## WHAT IS BEING ASKED
Looking at the data below, count the lines that contain the string "page". Write only the total.

## PROVIDED RECORDS
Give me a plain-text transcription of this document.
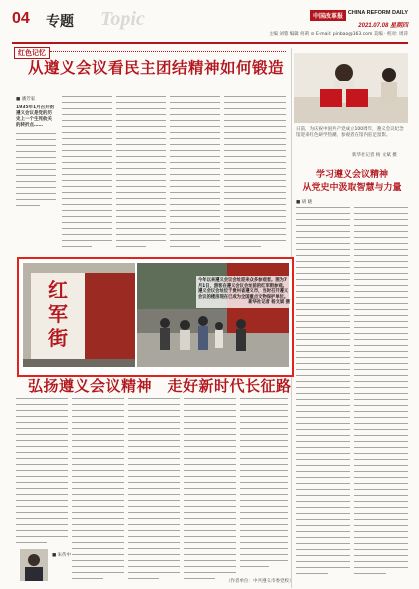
04 专题 Topic	中国改革报 CHINA REFORM DAILY
2021.07.08 星期四
主编 刘蓉 编辑 何莉 ⊙ E-mail: pinbao@163.com 美编 · 校对: 周萍
红色记忆
从遵义会议看民主团结精神如何锻造
■ 潘芳家
1935年1月召开的遵义会议是党的历史上一个生死攸关的转折点……
日前，为庆祝中国共产党成立100周年，遵义会议纪念馆迎来红色研学热潮，参观者在馆内驻足留影。
新华社记者 杨 文斌 摄
学习遵义会议精神
从党史中汲取智慧与力量
■ 胡 晓
红
军
街
今年以来遵义会议会址迎来众多参观者。图为7月1日，游客在遵义会议会址前的红军街参观。遵义会议会址位于贵州省遵义市，当时召开遵义会议的楼房现在已成为全国重点文物保护单位。
新华社记者 杨文斌 摄
弘扬遵义会议精神　走好新时代长征路
■ 朱传中
（作者单位：中共遵义市委党校）
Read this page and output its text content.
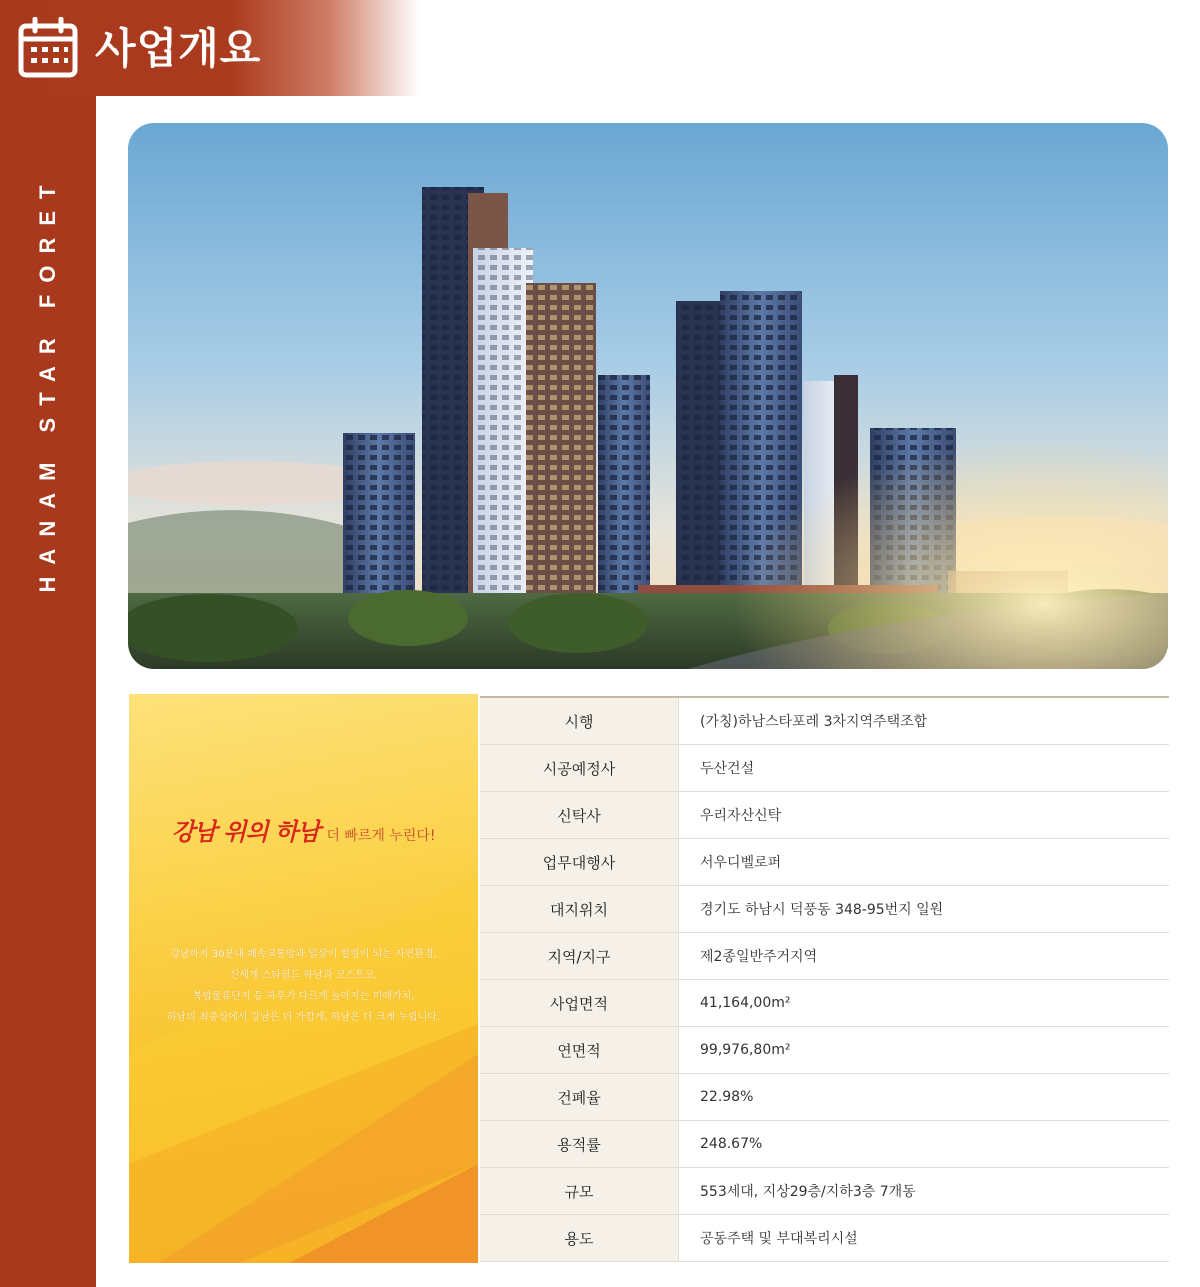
HANAM STAR FORET
사업개요
강남 위의 하남 더 빠르게 누린다!
강남까지 30분대 쾌속교통망과 일상이 힐링이 되는 자연환경,
신세계 스타필드 하남과 코스트코,
복합물류단지 등 하루가 다르게 높아지는 미래가치,
하남의 최중심에서 강남은 더 가깝게, 하남은 더 크게 누립니다.
시행	(가칭)하남스타포레 3차지역주택조합
시공예정사	두산건설
신탁사	우리자산신탁
업무대행사	서우디벨로퍼
대지위치	경기도 하남시 덕풍동 348-95번지 일원
지역/지구	제2종일반주거지역
사업면적	41,164,00m²
연면적	99,976,80m²
건폐율	22.98%
용적률	248.67%
규모	553세대, 지상29층/지하3층 7개동
용도	공동주택 및 부대복리시설
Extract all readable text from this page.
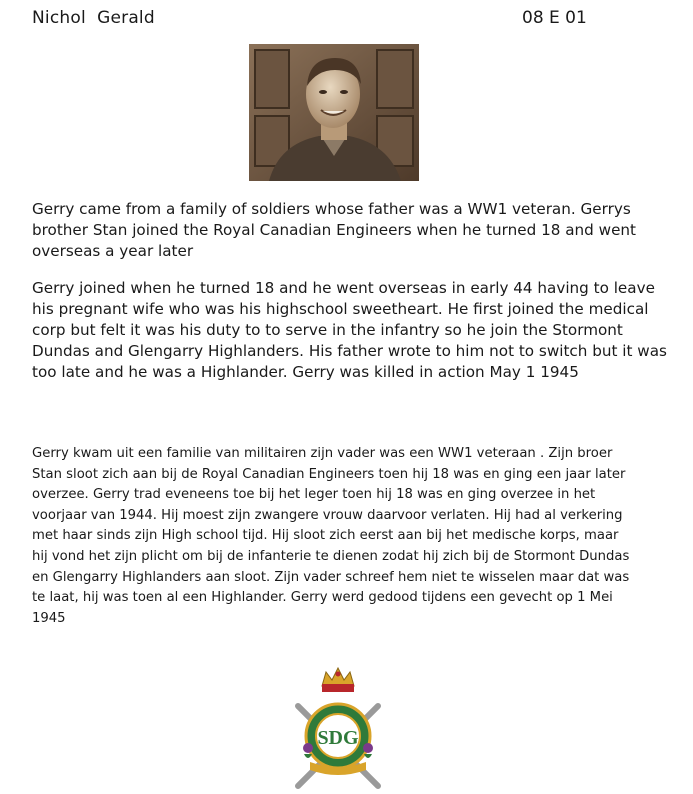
Nichol  Gerald	08 E 01

Gerry came from a family of soldiers whose father was a WW1 veteran. Gerrys brother Stan joined the Royal Canadian Engineers when he turned 18 and went overseas a year later

Gerry joined when he turned 18 and he went overseas in early 44 having to leave his pregnant wife who was his highschool sweetheart. He first joined the medical corp but felt it was his duty to to serve in the infantry so he join the Stormont Dundas and Glengarry Highlanders. His father wrote to him not to switch but it was too late and he was a Highlander. Gerry was killed in action May 1 1945

Gerry kwam uit een familie van militairen zijn vader was een WW1 veteraan . Zijn broer Stan sloot zich aan bij de Royal Canadian Engineers toen hij 18 was en ging een jaar later overzee. Gerry trad eveneens toe bij het leger toen hij 18 was en ging overzee in het voorjaar van 1944. Hij moest zijn zwangere vrouw daarvoor verlaten. Hij had al verkering met haar sinds zijn High school tijd. Hij sloot zich eerst aan bij het medische korps, maar hij vond het zijn plicht om bij de infanterie te dienen zodat hij zich bij de Stormont Dundas en Glengarry Highlanders aan sloot. Zijn vader schreef hem niet te wisselen maar dat was te laat, hij was toen al een Highlander. Gerry werd gedood tijdens een gevecht op 1 Mei 1945

SDG
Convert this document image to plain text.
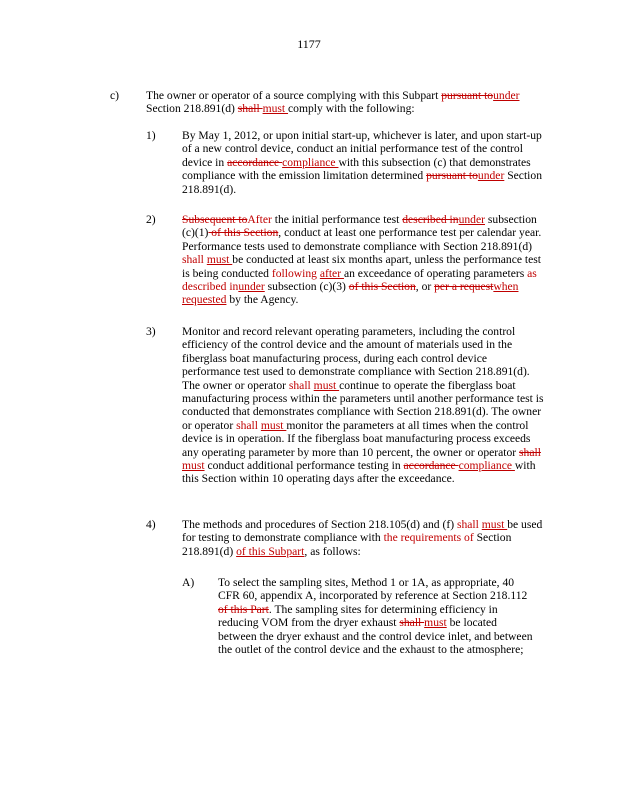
1177
c) The owner or operator of a source complying with this Subpart pursuant tounder Section 218.891(d) shall must comply with the following:
1) By May 1, 2012, or upon initial start-up, whichever is later, and upon start-up of a new control device, conduct an initial performance test of the control device in accordance compliance with this subsection (c) that demonstrates compliance with the emission limitation determined pursuant tounder Section 218.891(d).
2) Subsequent toAfter the initial performance test described inunder subsection (c)(1) of this Section, conduct at least one performance test per calendar year. Performance tests used to demonstrate compliance with Section 218.891(d) shall must be conducted at least six months apart, unless the performance test is being conducted following after an exceedance of operating parameters as described inunder subsection (c)(3) of this Section, or per a requestwhen requested by the Agency.
3) Monitor and record relevant operating parameters, including the control efficiency of the control device and the amount of materials used in the fiberglass boat manufacturing process, during each control device performance test used to demonstrate compliance with Section 218.891(d). The owner or operator shall must continue to operate the fiberglass boat manufacturing process within the parameters until another performance test is conducted that demonstrates compliance with Section 218.891(d). The owner or operator shall must monitor the parameters at all times when the control device is in operation. If the fiberglass boat manufacturing process exceeds any operating parameter by more than 10 percent, the owner or operator shall must conduct additional performance testing in accordance compliance with this Section within 10 operating days after the exceedance.
4) The methods and procedures of Section 218.105(d) and (f) shall must be used for testing to demonstrate compliance with the requirements of Section 218.891(d) of this Subpart, as follows:
A) To select the sampling sites, Method 1 or 1A, as appropriate, 40 CFR 60, appendix A, incorporated by reference at Section 218.112 of this Part. The sampling sites for determining efficiency in reducing VOM from the dryer exhaust shall must be located between the dryer exhaust and the control device inlet, and between the outlet of the control device and the exhaust to the atmosphere;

## CORRECT RESPONSE
2